- **Data supplied**:
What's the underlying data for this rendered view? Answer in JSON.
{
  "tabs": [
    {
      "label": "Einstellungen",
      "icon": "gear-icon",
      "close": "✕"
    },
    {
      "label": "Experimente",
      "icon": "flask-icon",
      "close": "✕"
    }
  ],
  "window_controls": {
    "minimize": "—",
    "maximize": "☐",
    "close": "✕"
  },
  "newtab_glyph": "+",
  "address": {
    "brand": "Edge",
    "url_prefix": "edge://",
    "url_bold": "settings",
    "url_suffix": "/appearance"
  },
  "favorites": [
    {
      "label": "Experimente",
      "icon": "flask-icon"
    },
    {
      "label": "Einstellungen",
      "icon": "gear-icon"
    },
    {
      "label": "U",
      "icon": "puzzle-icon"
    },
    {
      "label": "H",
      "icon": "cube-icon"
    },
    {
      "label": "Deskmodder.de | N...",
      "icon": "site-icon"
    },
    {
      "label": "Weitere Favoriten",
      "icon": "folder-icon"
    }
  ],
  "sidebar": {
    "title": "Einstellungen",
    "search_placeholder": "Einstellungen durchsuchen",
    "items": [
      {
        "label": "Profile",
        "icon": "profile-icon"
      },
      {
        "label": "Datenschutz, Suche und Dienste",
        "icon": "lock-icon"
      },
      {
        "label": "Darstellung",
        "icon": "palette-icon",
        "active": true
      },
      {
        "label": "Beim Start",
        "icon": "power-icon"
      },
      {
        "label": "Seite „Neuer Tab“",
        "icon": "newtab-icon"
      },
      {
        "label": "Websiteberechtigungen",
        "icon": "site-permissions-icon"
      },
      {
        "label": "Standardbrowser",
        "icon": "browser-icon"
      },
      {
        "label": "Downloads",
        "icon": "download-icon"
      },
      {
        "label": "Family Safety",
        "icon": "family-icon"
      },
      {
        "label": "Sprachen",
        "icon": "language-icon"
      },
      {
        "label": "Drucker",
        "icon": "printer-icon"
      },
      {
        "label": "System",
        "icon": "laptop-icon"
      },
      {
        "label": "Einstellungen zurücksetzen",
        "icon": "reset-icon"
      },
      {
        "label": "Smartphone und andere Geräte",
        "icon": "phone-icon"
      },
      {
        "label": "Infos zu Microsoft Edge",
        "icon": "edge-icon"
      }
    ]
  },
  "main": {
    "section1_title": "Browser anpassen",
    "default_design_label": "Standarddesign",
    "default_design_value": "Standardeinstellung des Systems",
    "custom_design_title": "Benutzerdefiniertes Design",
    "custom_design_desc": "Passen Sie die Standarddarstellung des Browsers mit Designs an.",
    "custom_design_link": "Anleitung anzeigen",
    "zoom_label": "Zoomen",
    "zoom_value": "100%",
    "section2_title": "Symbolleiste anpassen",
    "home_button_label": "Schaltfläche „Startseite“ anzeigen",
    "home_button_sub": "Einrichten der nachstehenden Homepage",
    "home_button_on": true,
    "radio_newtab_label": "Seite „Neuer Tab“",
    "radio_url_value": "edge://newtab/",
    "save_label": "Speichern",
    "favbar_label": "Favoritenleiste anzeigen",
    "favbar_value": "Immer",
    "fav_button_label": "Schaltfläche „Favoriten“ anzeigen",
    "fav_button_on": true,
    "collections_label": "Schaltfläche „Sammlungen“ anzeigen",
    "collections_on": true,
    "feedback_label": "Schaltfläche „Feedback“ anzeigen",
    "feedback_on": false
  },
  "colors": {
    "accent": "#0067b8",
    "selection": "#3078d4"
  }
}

- **Requirements**: Reproduce the records above exactly.

- **Solution for this exercise**:
What's the underlying data for this rendered view? Answer in JSON.
{
  "tabs": [
    {
      "label": "Einstellungen",
      "icon": "gear-icon",
      "close": "✕"
    },
    {
      "label": "Experimente",
      "icon": "flask-icon",
      "close": "✕"
    }
  ],
  "window_controls": {
    "minimize": "—",
    "maximize": "☐",
    "close": "✕"
  },
  "newtab_glyph": "+",
  "address": {
    "brand": "Edge",
    "url_prefix": "edge://",
    "url_bold": "settings",
    "url_suffix": "/appearance"
  },
  "favorites": [
    {
      "label": "Experimente",
      "icon": "flask-icon"
    },
    {
      "label": "Einstellungen",
      "icon": "gear-icon"
    },
    {
      "label": "U",
      "icon": "puzzle-icon"
    },
    {
      "label": "H",
      "icon": "cube-icon"
    },
    {
      "label": "Deskmodder.de | N...",
      "icon": "site-icon"
    },
    {
      "label": "Weitere Favoriten",
      "icon": "folder-icon"
    }
  ],
  "sidebar": {
    "title": "Einstellungen",
    "search_placeholder": "Einstellungen durchsuchen",
    "items": [
      {
        "label": "Profile",
        "icon": "profile-icon"
      },
      {
        "label": "Datenschutz, Suche und Dienste",
        "icon": "lock-icon"
      },
      {
        "label": "Darstellung",
        "icon": "palette-icon",
        "active": true
      },
      {
        "label": "Beim Start",
        "icon": "power-icon"
      },
      {
        "label": "Seite „Neuer Tab“",
        "icon": "newtab-icon"
      },
      {
        "label": "Websiteberechtigungen",
        "icon": "site-permissions-icon"
      },
      {
        "label": "Standardbrowser",
        "icon": "browser-icon"
      },
      {
        "label": "Downloads",
        "icon": "download-icon"
      },
      {
        "label": "Family Safety",
        "icon": "family-icon"
      },
      {
        "label": "Sprachen",
        "icon": "language-icon"
      },
      {
        "label": "Drucker",
        "icon": "printer-icon"
      },
      {
        "label": "System",
        "icon": "laptop-icon"
      },
      {
        "label": "Einstellungen zurücksetzen",
        "icon": "reset-icon"
      },
      {
        "label": "Smartphone und andere Geräte",
        "icon": "phone-icon"
      },
      {
        "label": "Infos zu Microsoft Edge",
        "icon": "edge-icon"
      }
    ]
  },
  "main": {
    "section1_title": "Browser anpassen",
    "default_design_label": "Standarddesign",
    "default_design_value": "Standardeinstellung des Systems",
    "custom_design_title": "Benutzerdefiniertes Design",
    "custom_design_desc": "Passen Sie die Standarddarstellung des Browsers mit Designs an.",
    "custom_design_link": "Anleitung anzeigen",
    "zoom_label": "Zoomen",
    "zoom_value": "100%",
    "section2_title": "Symbolleiste anpassen",
    "home_button_label": "Schaltfläche „Startseite“ anzeigen",
    "home_button_sub": "Einrichten der nachstehenden Homepage",
    "home_button_on": true,
    "radio_newtab_label": "Seite „Neuer Tab“",
    "radio_url_value": "edge://newtab/",
    "save_label": "Speichern",
    "favbar_label": "Favoritenleiste anzeigen",
    "favbar_value": "Immer",
    "fav_button_label": "Schaltfläche „Favoriten“ anzeigen",
    "fav_button_on": true,
    "collections_label": "Schaltfläche „Sammlungen“ anzeigen",
    "collections_on": true,
    "feedback_label": "Schaltfläche „Feedback“ anzeigen",
    "feedback_on": false
  },
  "colors": {
    "accent": "#0067b8",
    "selection": "#3078d4"
  }
}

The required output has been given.